▶
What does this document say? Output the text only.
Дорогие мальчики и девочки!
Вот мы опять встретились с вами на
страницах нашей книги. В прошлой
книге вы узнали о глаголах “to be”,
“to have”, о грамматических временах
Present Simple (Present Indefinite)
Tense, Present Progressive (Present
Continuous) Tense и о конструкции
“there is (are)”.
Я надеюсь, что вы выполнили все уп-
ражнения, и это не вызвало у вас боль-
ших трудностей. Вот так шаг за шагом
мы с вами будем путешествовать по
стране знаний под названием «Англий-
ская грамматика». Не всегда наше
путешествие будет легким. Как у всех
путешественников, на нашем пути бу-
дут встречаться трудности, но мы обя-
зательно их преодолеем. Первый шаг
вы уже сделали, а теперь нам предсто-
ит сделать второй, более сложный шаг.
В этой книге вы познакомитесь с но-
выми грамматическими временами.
◀
> **Exercise brief**:
Copy every line that contains the string "Tense".

> **Exercise response**:
Tense, Present Progressive (Present
Continuous) Tense и о конструкции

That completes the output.